Interpretation recipes default

This recipe list is extensible, and users can create their own custom recipes. For more information, see MLI Custom Recipes.

Interpretation recipes default

Interpretation Expert Settings

When interpreting from the MLI page, Driverless AI provides a variety of options in the Interpretation Expert Settings and also settings for specific recipes, that let you customize interpretations. Use the search bar to refine the list of settings or locate a specific setting.

Interpretation Expert Settings

Notes:

  • The selection of available expert settings is determined by the type of model you want to interpret and the specified LIME method.

  • Expert settings are not available for time-series models.

Expert Settings from Recipe page

For some recipes like Driverless AI Partial dependance and ICE explainer, Disparate Impact Analysis (DIA) explainer and DT (Decision Tree) Surrogate explainer, some of the settings can be toggled from the recipe page. Also, enabling some of the recipes like Original Kernel SHAP explainer will add new options to the expert settings.

Recipe expert settings

LIME Method

Select a LIME method of either KLIME (default) or LIME-SUP.

  • KLIME (default): creates one global surrogate GLM on the entire training data and also creates numerous local surrogate GLMs on samples formed from k-means clusters in the training data. The features used for k-means are selected from the Random Forest surrogate model’s variable importance. The number of features used for k-means is the minimum of the top 25% of variables from the Random Forest surrogate model’s variable importance and the max number of variables that can be used for k-means, which is set by the user in the config.toml setting for mli_max_number_cluster_vars. (Note, if the number of features in the dataset are less than or equal to 6, then all features are used for k-means clustering.) The previous setting can be turned off to use all features for k-means by setting use_all_columns_klime_kmeans in the config.toml file to true. All penalized GLM surrogates are trained to model the predictions of the Driverless AI model. The number of clusters for local explanations is chosen by a grid search in which the \(R2\) between the Driverless AI model predictions and all of the local KLIME model predictions is maximized. The global and local linear model’s intercepts, coefficients, \(R2\) values, accuracy, and predictions can all be used to debug and develop explanations for the Driverless AI model’s behavior.

  • LIME-SUP: explains local regions of the trained Driverless AI model in terms of the original variables. Local regions are defined by each leaf node path of the decision tree surrogate model instead of simulated, perturbed observation samples - as in the original LIME. For each local region, a local GLM model is trained on the original inputs and the predictions of the Driverless AI model. Then the parameters of this local GLM can be used to generate approximate, local explanations of the Driverless AI model.

Use Original Features for Surrogate Models

Specify whether to use original features or transformed features in the surrogate model for the new interpretation. This is enabled by default.

Note: When this setting is disabled, the KLIME clustering column and quantile binning options are unavailable.

Sample all explainers

Specify whether to perform the interpretation on a sample of the training data. By default, MLI will sample the training dataset if it is greater than 100k rows. (The equivalent config.toml setting is mli_sample_size.) This is enabled by default. Turn this toggle off to run MLI on the entire dataset.

Sample size for surrogate models

When number of rows are above this limit sample for MLI for training surrogate models. The default value is 100000.

▸ Given information
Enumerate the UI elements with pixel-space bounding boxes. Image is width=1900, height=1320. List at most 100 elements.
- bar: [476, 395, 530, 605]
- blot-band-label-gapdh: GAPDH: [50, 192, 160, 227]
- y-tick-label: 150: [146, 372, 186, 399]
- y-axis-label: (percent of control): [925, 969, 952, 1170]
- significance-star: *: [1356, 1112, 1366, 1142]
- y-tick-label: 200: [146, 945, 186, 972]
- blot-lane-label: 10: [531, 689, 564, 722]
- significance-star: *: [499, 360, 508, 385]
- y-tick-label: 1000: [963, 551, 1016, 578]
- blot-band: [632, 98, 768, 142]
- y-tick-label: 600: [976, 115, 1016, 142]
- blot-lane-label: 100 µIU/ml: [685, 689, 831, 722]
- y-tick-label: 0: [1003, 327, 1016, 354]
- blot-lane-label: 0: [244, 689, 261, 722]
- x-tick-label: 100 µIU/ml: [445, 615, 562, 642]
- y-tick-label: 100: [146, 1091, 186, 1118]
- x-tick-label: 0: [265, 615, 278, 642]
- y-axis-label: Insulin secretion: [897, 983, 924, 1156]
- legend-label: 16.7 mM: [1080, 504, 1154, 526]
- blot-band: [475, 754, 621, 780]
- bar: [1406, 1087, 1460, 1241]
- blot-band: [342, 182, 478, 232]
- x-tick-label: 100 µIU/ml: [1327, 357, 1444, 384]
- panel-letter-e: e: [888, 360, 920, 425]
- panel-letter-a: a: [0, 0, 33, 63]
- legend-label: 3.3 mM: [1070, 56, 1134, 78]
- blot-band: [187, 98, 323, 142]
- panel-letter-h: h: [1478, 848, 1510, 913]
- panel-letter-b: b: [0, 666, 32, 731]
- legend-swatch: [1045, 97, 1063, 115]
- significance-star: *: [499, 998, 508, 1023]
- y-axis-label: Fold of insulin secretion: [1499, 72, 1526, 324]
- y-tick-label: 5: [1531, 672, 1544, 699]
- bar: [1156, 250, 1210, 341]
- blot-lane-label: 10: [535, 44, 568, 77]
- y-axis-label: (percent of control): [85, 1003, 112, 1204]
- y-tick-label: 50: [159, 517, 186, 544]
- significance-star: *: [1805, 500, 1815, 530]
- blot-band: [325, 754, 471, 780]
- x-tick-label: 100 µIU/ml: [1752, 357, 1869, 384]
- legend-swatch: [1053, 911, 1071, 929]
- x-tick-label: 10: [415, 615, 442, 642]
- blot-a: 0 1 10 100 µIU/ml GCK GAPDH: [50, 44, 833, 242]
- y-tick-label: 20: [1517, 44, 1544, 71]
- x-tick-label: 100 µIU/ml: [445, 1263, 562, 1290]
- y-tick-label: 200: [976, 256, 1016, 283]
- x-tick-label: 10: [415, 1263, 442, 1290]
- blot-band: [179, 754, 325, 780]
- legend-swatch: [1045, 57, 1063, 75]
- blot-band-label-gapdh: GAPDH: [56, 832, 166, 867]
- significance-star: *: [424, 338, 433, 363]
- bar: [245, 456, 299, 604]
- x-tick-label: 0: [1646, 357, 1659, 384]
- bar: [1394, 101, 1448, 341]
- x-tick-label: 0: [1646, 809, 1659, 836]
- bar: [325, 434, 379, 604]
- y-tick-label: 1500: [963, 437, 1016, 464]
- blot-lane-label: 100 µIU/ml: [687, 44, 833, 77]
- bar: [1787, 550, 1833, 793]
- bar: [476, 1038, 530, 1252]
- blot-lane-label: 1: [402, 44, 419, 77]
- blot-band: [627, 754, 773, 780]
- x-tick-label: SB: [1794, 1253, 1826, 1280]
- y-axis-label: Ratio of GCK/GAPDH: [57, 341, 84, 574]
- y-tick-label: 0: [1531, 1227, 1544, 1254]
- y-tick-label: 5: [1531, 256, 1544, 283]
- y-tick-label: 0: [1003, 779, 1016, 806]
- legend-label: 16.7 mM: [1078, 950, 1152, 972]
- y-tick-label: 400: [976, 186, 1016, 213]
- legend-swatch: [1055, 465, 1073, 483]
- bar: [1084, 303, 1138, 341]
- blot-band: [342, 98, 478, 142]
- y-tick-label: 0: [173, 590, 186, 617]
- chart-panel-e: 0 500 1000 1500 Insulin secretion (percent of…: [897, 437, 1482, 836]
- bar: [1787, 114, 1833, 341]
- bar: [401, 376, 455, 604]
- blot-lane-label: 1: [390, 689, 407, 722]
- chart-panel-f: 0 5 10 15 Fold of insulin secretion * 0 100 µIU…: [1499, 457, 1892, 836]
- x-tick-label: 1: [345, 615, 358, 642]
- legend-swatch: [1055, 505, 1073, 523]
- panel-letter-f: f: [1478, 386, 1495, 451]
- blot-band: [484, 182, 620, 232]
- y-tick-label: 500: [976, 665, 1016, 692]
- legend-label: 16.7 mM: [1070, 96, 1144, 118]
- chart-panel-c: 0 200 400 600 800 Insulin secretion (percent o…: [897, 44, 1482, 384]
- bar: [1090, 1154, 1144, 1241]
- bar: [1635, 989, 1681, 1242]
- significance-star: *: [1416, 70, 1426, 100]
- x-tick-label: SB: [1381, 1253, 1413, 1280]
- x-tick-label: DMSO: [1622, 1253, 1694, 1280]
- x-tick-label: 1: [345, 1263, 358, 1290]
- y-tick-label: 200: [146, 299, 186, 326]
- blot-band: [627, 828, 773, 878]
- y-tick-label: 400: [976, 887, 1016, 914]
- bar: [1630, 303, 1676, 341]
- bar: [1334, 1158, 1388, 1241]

▸ Task set
(a) According to the interpretation settings documentation, what is the default value for the sample size used to train surrogate models?
(b) Continue the interpretation settings documentation after its last sentence.
The material has no connection to the interpretation settings documentation.

▸ Per-task outputs
(a) 100000

(b)
Sample size for Shapley (original & transformed)

When number of rows are above this limit, then sample for MLI Shapley calculation. The default value is 100000.

Sample size for DIA (Disparate Impact Analysis)

When number of rows are above this limit, then sample for DIA (Disparate Impact Analysis). The default value is 100000.

Sample size for SA (Sensitivity Analysis)

When number of rows are above this limit, sample for Sensitivity Analysis. The default value is 500000.

Sample size for PDP

When number of rows are above this limit, then sample for DAI PD/ICE plots. The default value is 25000.

Sample size for NLP surrogate models

Maximum number of records on which to perform MLI NLP. The default value is 10000.

Tree Depth for Decision Tree Surrogate Model

For KLIME interpretations, specify the depth that you want for your decision tree surrogate model. The tree depth value can be a value from 2-5 and defaults to 3. For LIME-SUP interpretations, specify the LIME-SUP tree depth. This can be a value from 2-5 and defaults to 3.

Number of Features for PDP/ICE

Specify the number of top features for which partial dependence and ICE will be computed. This value defaults to 10. Setting a value greater than 10 can significantly increase the computation time. Setting this to -1 specifies to use all features.

Surrogate CV Folds

Specify the number of surrogate cross-validation folds to use (from 0 to 10). When running experiments, Driverless AI automatically splits the training data and uses the validation data to determine the performance of the model parameter tuning and feature engineering steps. For a new interpretation, Driverless AI uses 3 cross-validation folds by default for the interpretation.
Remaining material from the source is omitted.